*Work instructions*
Review the material and extract every line in which the word "участка" occurs.

*Supplied entries*
■ ■ ■ ■ ■
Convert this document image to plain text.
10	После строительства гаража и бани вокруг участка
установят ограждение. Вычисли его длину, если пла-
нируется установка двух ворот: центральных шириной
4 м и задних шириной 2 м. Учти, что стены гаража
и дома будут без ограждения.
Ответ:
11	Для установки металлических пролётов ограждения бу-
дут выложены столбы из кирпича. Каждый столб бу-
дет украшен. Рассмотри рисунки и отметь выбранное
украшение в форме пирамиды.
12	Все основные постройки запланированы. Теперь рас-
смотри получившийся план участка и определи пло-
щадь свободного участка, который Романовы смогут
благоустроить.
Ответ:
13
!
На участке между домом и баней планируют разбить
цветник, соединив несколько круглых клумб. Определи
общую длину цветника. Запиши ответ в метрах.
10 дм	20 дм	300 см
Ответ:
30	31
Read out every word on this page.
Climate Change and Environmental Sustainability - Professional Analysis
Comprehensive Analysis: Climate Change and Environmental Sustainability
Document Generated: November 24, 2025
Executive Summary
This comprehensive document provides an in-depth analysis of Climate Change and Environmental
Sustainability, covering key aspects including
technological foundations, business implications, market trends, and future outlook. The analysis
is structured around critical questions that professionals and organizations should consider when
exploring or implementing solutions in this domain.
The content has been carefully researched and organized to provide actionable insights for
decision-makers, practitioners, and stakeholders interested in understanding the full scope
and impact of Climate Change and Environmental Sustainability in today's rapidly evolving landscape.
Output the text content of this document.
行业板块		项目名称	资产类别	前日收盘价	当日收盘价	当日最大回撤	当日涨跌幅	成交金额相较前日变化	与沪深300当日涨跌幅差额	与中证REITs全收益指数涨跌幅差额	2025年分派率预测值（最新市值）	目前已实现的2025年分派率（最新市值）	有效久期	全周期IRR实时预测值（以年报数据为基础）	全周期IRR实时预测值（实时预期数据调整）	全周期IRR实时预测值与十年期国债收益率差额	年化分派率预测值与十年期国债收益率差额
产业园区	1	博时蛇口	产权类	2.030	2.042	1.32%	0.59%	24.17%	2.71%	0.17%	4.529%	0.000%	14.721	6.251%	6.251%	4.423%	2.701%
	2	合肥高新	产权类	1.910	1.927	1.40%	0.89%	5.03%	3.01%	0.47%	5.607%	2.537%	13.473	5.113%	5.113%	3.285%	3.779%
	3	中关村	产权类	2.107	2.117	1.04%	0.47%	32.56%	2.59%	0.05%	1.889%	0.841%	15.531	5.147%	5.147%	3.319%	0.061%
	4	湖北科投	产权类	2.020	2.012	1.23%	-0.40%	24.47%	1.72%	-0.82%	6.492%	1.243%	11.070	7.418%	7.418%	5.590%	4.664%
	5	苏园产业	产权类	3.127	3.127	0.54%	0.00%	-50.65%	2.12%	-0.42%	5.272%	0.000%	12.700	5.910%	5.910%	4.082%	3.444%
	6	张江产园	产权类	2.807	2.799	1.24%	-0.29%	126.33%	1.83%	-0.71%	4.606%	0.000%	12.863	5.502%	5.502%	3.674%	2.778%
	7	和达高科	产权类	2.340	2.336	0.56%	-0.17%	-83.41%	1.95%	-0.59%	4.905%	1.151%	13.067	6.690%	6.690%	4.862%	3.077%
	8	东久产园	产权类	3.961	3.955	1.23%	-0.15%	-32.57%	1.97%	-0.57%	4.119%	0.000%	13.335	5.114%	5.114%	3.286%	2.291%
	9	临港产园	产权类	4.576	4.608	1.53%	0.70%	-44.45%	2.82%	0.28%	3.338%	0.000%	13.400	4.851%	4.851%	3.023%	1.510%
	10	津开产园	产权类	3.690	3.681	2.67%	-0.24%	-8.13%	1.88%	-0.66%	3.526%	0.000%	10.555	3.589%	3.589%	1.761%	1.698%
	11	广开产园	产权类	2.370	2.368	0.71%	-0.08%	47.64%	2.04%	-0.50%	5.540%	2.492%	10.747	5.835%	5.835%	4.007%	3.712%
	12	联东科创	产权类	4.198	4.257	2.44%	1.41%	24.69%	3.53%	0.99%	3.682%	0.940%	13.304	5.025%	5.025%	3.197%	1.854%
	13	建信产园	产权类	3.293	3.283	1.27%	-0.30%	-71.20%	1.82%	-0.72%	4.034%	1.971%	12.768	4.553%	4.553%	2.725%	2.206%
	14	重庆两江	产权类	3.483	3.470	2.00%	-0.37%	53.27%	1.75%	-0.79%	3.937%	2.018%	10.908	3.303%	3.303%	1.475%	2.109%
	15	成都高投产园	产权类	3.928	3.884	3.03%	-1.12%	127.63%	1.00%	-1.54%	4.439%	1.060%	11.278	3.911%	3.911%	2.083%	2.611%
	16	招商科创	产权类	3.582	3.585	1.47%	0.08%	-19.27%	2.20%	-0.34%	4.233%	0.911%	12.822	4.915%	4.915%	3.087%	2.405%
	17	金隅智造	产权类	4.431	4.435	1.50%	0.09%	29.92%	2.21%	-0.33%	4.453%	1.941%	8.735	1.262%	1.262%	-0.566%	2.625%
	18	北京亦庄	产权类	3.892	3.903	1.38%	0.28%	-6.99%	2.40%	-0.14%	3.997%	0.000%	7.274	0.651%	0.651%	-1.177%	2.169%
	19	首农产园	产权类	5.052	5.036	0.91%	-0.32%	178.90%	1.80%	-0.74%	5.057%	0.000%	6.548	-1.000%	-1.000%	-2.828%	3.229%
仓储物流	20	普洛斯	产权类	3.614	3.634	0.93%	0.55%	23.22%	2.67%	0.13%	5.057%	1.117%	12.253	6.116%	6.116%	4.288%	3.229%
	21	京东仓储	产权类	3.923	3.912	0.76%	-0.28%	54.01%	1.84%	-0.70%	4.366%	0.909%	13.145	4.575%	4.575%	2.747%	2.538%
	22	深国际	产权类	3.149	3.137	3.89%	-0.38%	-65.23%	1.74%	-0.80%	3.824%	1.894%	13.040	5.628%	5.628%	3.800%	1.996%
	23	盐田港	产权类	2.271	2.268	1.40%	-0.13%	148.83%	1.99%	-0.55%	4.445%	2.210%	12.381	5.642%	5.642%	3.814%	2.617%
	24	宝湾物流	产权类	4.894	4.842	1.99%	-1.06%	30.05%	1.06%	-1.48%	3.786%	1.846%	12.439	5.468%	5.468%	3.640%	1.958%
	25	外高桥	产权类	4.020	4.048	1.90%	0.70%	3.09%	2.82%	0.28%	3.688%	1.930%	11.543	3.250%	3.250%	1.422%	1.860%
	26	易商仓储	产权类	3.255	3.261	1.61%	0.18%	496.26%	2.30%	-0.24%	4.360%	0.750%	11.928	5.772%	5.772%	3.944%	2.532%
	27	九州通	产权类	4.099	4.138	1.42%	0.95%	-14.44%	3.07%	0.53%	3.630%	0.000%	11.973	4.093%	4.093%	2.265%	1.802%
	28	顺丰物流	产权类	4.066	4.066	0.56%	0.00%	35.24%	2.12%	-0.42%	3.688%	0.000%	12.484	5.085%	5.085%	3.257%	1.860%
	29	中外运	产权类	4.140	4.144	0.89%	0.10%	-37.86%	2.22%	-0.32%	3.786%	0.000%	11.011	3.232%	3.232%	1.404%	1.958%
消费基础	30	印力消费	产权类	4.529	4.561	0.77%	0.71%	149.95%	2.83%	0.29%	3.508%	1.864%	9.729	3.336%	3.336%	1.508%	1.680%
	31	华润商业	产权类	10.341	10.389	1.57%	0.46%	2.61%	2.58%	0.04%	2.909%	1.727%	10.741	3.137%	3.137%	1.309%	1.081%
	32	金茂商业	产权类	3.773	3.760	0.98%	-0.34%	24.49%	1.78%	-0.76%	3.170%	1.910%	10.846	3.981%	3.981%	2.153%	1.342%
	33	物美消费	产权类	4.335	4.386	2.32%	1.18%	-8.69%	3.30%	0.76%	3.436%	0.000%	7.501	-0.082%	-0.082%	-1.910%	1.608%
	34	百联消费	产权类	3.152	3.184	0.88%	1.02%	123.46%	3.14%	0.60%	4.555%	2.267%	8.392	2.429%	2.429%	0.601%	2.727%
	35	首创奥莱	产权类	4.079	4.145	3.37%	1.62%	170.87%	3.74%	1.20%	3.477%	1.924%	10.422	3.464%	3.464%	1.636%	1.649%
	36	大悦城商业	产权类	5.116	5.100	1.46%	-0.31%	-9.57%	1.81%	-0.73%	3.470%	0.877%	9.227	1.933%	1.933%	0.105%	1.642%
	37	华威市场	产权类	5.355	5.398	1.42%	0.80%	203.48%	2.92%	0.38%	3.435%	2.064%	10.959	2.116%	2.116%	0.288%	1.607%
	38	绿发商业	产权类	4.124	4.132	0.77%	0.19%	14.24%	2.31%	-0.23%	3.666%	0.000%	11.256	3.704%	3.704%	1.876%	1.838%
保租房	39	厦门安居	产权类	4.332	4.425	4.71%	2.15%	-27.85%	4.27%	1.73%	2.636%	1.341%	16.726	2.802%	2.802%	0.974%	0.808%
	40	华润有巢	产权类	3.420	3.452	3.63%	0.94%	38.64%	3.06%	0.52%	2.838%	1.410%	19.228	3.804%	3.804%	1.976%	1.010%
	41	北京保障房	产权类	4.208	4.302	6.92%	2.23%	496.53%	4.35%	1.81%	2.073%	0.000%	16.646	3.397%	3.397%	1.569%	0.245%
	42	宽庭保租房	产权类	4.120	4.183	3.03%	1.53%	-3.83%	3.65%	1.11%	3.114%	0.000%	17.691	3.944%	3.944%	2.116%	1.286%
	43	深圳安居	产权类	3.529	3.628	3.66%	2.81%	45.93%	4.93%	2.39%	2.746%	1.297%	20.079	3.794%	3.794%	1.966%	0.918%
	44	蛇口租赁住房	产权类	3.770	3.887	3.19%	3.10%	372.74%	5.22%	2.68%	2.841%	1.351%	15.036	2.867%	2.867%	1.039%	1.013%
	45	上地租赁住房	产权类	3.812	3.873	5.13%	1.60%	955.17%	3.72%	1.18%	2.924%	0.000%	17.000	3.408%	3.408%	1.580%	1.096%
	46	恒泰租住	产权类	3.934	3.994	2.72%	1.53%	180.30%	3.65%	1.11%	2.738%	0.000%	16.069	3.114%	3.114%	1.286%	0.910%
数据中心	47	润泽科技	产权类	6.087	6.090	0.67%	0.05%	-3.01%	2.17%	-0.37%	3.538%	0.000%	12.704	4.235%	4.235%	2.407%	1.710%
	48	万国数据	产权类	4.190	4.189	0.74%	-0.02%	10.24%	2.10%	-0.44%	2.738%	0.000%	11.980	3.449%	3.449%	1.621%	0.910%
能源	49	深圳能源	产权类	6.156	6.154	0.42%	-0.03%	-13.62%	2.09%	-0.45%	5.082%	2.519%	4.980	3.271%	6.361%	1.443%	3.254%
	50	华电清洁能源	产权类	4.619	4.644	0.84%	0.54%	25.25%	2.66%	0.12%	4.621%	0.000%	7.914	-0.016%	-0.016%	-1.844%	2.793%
■ ■ ■ ■ ■
*Problem solution*
10	После строительства гаража и бани вокруг участка
смотри получившийся план участка и определи пло-
щадь свободного участка, который Романовы смогут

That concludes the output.